Given task: Omit every picture, then give all the entries again exactly.

○ ○ ○

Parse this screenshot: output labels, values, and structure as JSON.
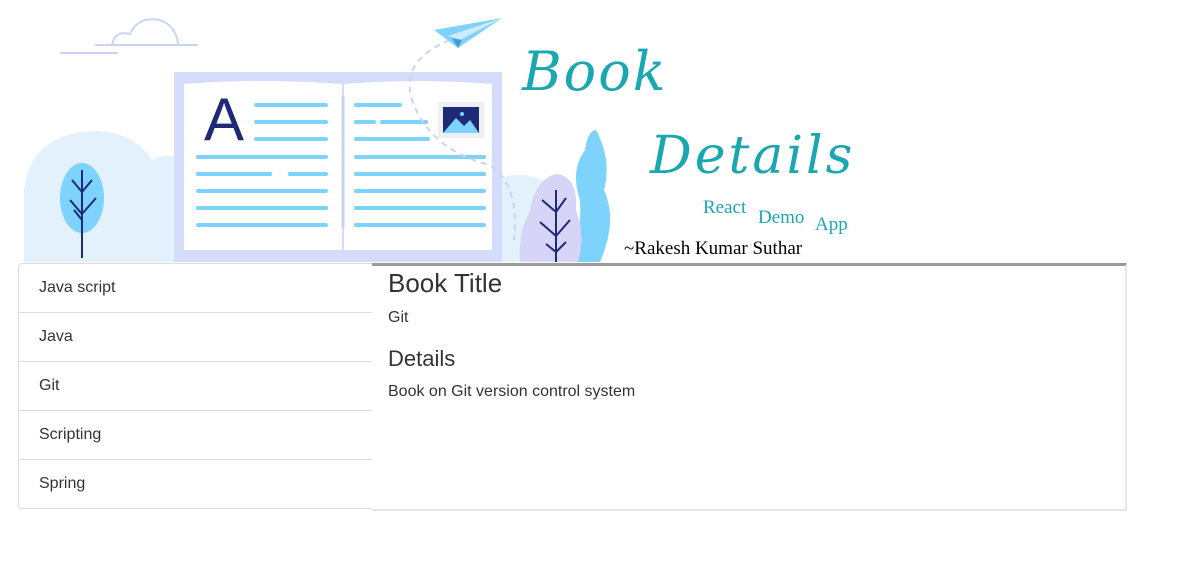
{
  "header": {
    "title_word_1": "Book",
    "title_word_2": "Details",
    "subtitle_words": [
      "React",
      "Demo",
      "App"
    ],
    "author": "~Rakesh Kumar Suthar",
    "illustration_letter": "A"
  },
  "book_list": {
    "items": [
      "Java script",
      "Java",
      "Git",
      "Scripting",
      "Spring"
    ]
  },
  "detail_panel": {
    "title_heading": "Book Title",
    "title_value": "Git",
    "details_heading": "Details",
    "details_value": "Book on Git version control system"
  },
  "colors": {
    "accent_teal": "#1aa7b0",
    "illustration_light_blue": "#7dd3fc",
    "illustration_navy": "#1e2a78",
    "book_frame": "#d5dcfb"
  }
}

○ ○ ○

Answer to this problem:
Parse this screenshot: output labels, values, and structure as JSON.
{
  "header": {
    "title_word_1": "Book",
    "title_word_2": "Details",
    "subtitle_words": [
      "React",
      "Demo",
      "App"
    ],
    "author": "~Rakesh Kumar Suthar",
    "illustration_letter": "A"
  },
  "book_list": {
    "items": [
      "Java script",
      "Java",
      "Git",
      "Scripting",
      "Spring"
    ]
  },
  "detail_panel": {
    "title_heading": "Book Title",
    "title_value": "Git",
    "details_heading": "Details",
    "details_value": "Book on Git version control system"
  },
  "colors": {
    "accent_teal": "#1aa7b0",
    "illustration_light_blue": "#7dd3fc",
    "illustration_navy": "#1e2a78",
    "book_frame": "#d5dcfb"
  }
}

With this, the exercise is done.